↓

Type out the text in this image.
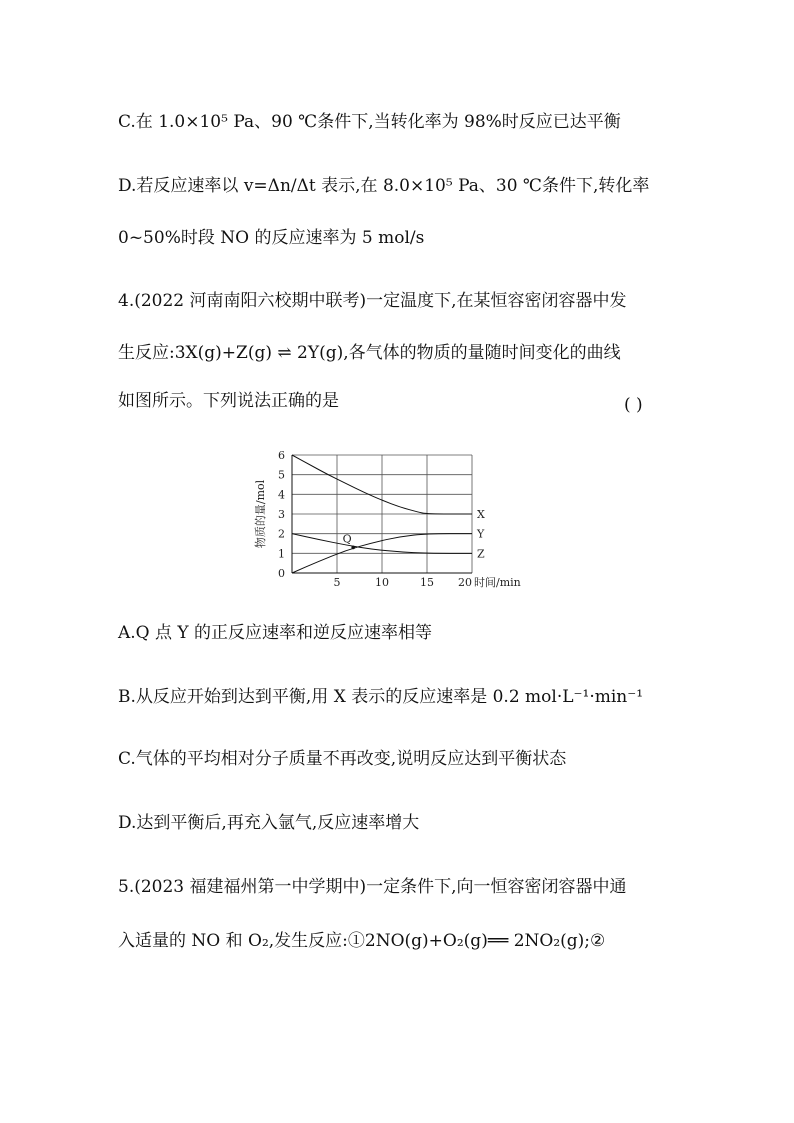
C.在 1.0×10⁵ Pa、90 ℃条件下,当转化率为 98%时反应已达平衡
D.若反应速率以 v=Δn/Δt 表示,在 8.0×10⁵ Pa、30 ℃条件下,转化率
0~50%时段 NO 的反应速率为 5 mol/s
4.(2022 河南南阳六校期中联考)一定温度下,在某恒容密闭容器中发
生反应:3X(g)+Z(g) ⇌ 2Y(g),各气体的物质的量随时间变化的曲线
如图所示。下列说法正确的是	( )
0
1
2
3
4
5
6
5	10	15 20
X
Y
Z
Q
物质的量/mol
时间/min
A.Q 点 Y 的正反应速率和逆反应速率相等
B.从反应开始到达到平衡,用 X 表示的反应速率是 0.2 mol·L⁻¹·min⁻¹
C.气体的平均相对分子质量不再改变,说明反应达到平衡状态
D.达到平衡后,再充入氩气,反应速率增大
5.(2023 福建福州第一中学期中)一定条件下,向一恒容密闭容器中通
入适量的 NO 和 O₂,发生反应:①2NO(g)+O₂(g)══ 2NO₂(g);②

↑

Work to be completed:
Excluding the pictures, reproduce every entry exactly as given.

Complete answer:
Type out the text in this image.
C.在 1.0×10⁵ Pa、90 ℃条件下,当转化率为 98%时反应已达平衡
D.若反应速率以 v=Δn/Δt 表示,在 8.0×10⁵ Pa、30 ℃条件下,转化率
0~50%时段 NO 的反应速率为 5 mol/s
4.(2022 河南南阳六校期中联考)一定温度下,在某恒容密闭容器中发
生反应:3X(g)+Z(g) ⇌ 2Y(g),各气体的物质的量随时间变化的曲线
如图所示。下列说法正确的是	( )
0
1
2
3
4
5
6
5	10	15 20
X
Y
Z
Q
物质的量/mol
时间/min
A.Q 点 Y 的正反应速率和逆反应速率相等
B.从反应开始到达到平衡,用 X 表示的反应速率是 0.2 mol·L⁻¹·min⁻¹
C.气体的平均相对分子质量不再改变,说明反应达到平衡状态
D.达到平衡后,再充入氩气,反应速率增大
5.(2023 福建福州第一中学期中)一定条件下,向一恒容密闭容器中通
入适量的 NO 和 O₂,发生反应:①2NO(g)+O₂(g)══ 2NO₂(g);②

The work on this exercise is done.